__YOUR TASK__.
Below are the entries; count the lines in them that contain the word "vers" and give only the number.
--- Start of RECORDED INFORMATION ---
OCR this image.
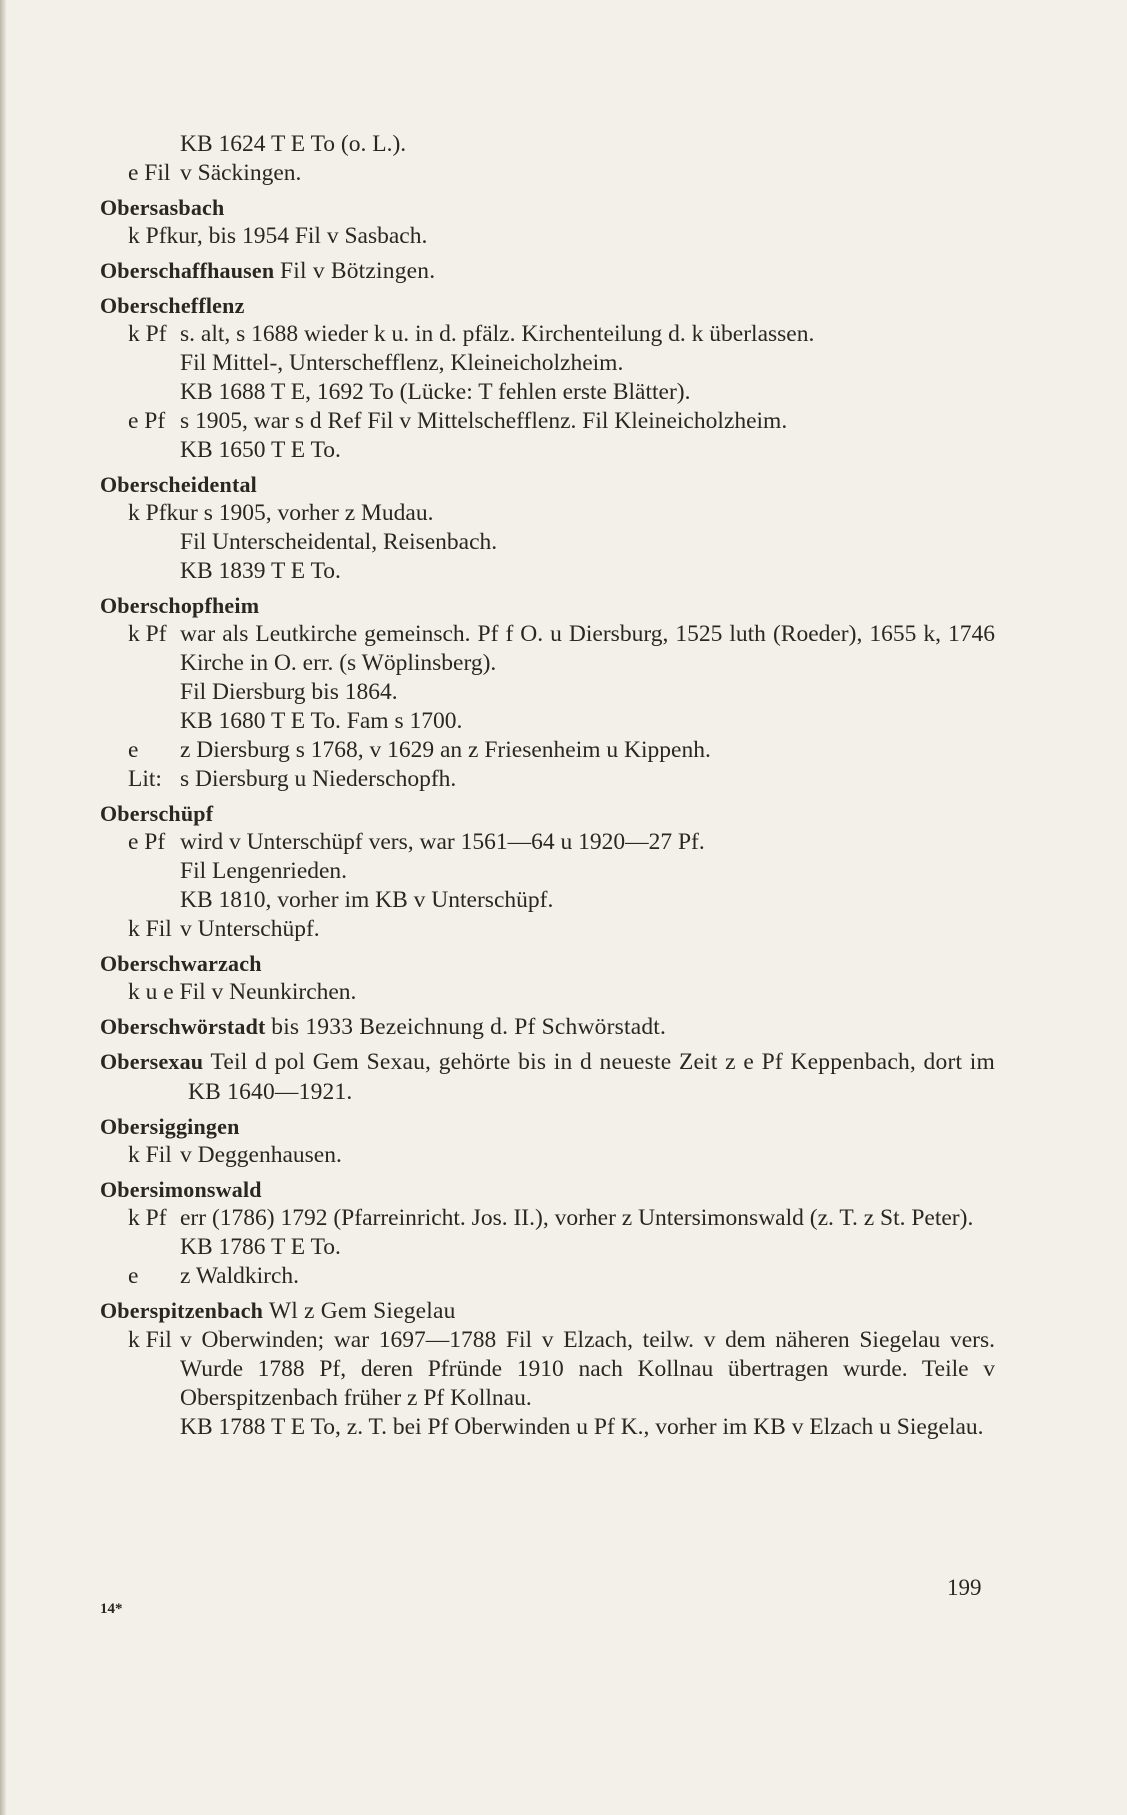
KB 1624 T E To (o. L.).
e Fil v Säckingen.
Obersasbach
k Pfkur, bis 1954 Fil v Sasbach.
Oberschaffhausen Fil v Bötzingen.
Oberschefflenz
k Pf s. alt, s 1688 wieder k u. in d. pfälz. Kirchenteilung d. k überlassen.
Fil Mittel-, Unterschefflenz, Kleineicholzheim.
KB 1688 T E, 1692 To (Lücke: T fehlen erste Blätter).
e Pf s 1905, war s d Ref Fil v Mittelschefflenz. Fil Kleineicholzheim.
KB 1650 T E To.
Oberscheidental
k Pfkur s 1905, vorher z Mudau.
Fil Unterscheidental, Reisenbach.
KB 1839 T E To.
Oberschopfheim
k Pf war als Leutkirche gemeinsch. Pf f O. u Diersburg, 1525 luth (Roeder), 1655 k, 1746 Kirche in O. err. (s Wöplinsberg).
Fil Diersburg bis 1864.
KB 1680 T E To. Fam s 1700.
e	z Diersburg s 1768, v 1629 an z Friesenheim u Kippenh.
Lit: s Diersburg u Niederschopfh.
Oberschüpf
e Pf wird v Unterschüpf vers, war 1561—64 u 1920—27 Pf.
Fil Lengenrieden.
KB 1810, vorher im KB v Unterschüpf.
k Fil v Unterschüpf.
Oberschwarzach
k u e Fil v Neunkirchen.
Oberschwörstadt bis 1933 Bezeichnung d. Pf Schwörstadt.
Obersexau Teil d pol Gem Sexau, gehörte bis in d neueste Zeit z e Pf Keppenbach, dort im KB 1640—1921.
Obersiggingen
k Fil v Deggenhausen.
Obersimonswald
k Pf err (1786) 1792 (Pfarreinricht. Jos. II.), vorher z Untersimonswald (z. T. z St. Peter).
KB 1786 T E To.
e	z Waldkirch.
Oberspitzenbach Wl z Gem Siegelau
k Fil v Oberwinden; war 1697—1788 Fil v Elzach, teilw. v dem näheren Siegelau vers. Wurde 1788 Pf, deren Pfründe 1910 nach Kollnau übertragen wurde. Teile v Oberspitzenbach früher z Pf Kollnau.
KB 1788 T E To, z. T. bei Pf Oberwinden u Pf K., vorher im KB v Elzach u Siegelau.
199
14*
--- End of RECORDED INFORMATION ---
__SOLUTION TO THE PROBLEM__.
2